═════ Information supplied

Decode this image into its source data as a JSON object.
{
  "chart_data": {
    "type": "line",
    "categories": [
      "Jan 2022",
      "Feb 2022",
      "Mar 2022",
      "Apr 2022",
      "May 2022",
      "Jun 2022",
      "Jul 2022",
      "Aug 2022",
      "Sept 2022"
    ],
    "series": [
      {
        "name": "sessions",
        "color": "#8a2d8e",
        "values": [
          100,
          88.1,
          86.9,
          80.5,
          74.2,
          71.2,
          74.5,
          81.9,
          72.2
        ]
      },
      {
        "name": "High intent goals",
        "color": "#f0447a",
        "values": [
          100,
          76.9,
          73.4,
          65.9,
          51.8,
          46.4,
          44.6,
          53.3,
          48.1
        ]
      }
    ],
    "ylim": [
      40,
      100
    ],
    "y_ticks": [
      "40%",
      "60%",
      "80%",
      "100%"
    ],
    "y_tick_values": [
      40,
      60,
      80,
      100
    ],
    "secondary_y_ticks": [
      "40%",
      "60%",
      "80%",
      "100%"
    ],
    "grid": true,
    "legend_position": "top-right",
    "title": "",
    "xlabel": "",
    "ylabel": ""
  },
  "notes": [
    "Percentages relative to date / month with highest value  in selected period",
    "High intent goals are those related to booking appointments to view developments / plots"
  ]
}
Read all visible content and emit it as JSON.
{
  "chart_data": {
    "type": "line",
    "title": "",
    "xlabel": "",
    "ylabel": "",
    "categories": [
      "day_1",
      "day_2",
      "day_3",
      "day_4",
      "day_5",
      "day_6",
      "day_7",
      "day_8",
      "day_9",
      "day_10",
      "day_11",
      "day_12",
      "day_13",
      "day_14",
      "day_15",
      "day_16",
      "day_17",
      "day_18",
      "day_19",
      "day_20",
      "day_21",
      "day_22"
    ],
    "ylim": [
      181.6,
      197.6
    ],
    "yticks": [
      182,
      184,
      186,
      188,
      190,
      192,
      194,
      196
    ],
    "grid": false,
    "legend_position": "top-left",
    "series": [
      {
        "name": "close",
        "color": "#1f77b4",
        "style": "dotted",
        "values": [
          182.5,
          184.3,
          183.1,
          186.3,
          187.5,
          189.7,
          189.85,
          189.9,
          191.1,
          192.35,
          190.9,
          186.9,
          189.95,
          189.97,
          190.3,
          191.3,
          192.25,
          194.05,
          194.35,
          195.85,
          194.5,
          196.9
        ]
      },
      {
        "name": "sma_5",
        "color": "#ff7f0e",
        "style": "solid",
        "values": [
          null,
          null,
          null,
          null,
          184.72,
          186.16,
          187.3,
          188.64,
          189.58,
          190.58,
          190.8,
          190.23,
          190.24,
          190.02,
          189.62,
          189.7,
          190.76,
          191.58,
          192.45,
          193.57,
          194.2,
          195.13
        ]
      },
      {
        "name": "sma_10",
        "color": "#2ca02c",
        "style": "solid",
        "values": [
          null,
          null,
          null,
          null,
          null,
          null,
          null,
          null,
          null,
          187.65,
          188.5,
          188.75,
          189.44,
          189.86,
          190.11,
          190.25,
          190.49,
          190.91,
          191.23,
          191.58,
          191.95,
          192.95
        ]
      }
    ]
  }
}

══════════

• Your objective:
Nothing should be left out: return all of the records exactly.

• Written solution:
Decode this image into its source data as a JSON object.
{
  "chart_data": {
    "type": "line",
    "categories": [
      "Jan 2022",
      "Feb 2022",
      "Mar 2022",
      "Apr 2022",
      "May 2022",
      "Jun 2022",
      "Jul 2022",
      "Aug 2022",
      "Sept 2022"
    ],
    "series": [
      {
        "name": "sessions",
        "color": "#8a2d8e",
        "values": [
          100,
          88.1,
          86.9,
          80.5,
          74.2,
          71.2,
          74.5,
          81.9,
          72.2
        ]
      },
      {
        "name": "High intent goals",
        "color": "#f0447a",
        "values": [
          100,
          76.9,
          73.4,
          65.9,
          51.8,
          46.4,
          44.6,
          53.3,
          48.1
        ]
      }
    ],
    "ylim": [
      40,
      100
    ],
    "y_ticks": [
      "40%",
      "60%",
      "80%",
      "100%"
    ],
    "y_tick_values": [
      40,
      60,
      80,
      100
    ],
    "secondary_y_ticks": [
      "40%",
      "60%",
      "80%",
      "100%"
    ],
    "grid": true,
    "legend_position": "top-right",
    "title": "",
    "xlabel": "",
    "ylabel": ""
  },
  "notes": [
    "Percentages relative to date / month with highest value  in selected period",
    "High intent goals are those related to booking appointments to view developments / plots"
  ]
}
Read all visible content and emit it as JSON.
{
  "chart_data": {
    "type": "line",
    "title": "",
    "xlabel": "",
    "ylabel": "",
    "categories": [
      "day_1",
      "day_2",
      "day_3",
      "day_4",
      "day_5",
      "day_6",
      "day_7",
      "day_8",
      "day_9",
      "day_10",
      "day_11",
      "day_12",
      "day_13",
      "day_14",
      "day_15",
      "day_16",
      "day_17",
      "day_18",
      "day_19",
      "day_20",
      "day_21",
      "day_22"
    ],
    "ylim": [
      181.6,
      197.6
    ],
    "yticks": [
      182,
      184,
      186,
      188,
      190,
      192,
      194,
      196
    ],
    "grid": false,
    "legend_position": "top-left",
    "series": [
      {
        "name": "close",
        "color": "#1f77b4",
        "style": "dotted",
        "values": [
          182.5,
          184.3,
          183.1,
          186.3,
          187.5,
          189.7,
          189.85,
          189.9,
          191.1,
          192.35,
          190.9,
          186.9,
          189.95,
          189.97,
          190.3,
          191.3,
          192.25,
          194.05,
          194.35,
          195.85,
          194.5,
          196.9
        ]
      },
      {
        "name": "sma_5",
        "color": "#ff7f0e",
        "style": "solid",
        "values": [
          null,
          null,
          null,
          null,
          184.72,
          186.16,
          187.3,
          188.64,
          189.58,
          190.58,
          190.8,
          190.23,
          190.24,
          190.02,
          189.62,
          189.7,
          190.76,
          191.58,
          192.45,
          193.57,
          194.2,
          195.13
        ]
      },
      {
        "name": "sma_10",
        "color": "#2ca02c",
        "style": "solid",
        "values": [
          null,
          null,
          null,
          null,
          null,
          null,
          null,
          null,
          null,
          187.65,
          188.5,
          188.75,
          189.44,
          189.86,
          190.11,
          190.25,
          190.49,
          190.91,
          191.23,
          191.58,
          191.95,
          192.95
        ]
      }
    ]
  }
}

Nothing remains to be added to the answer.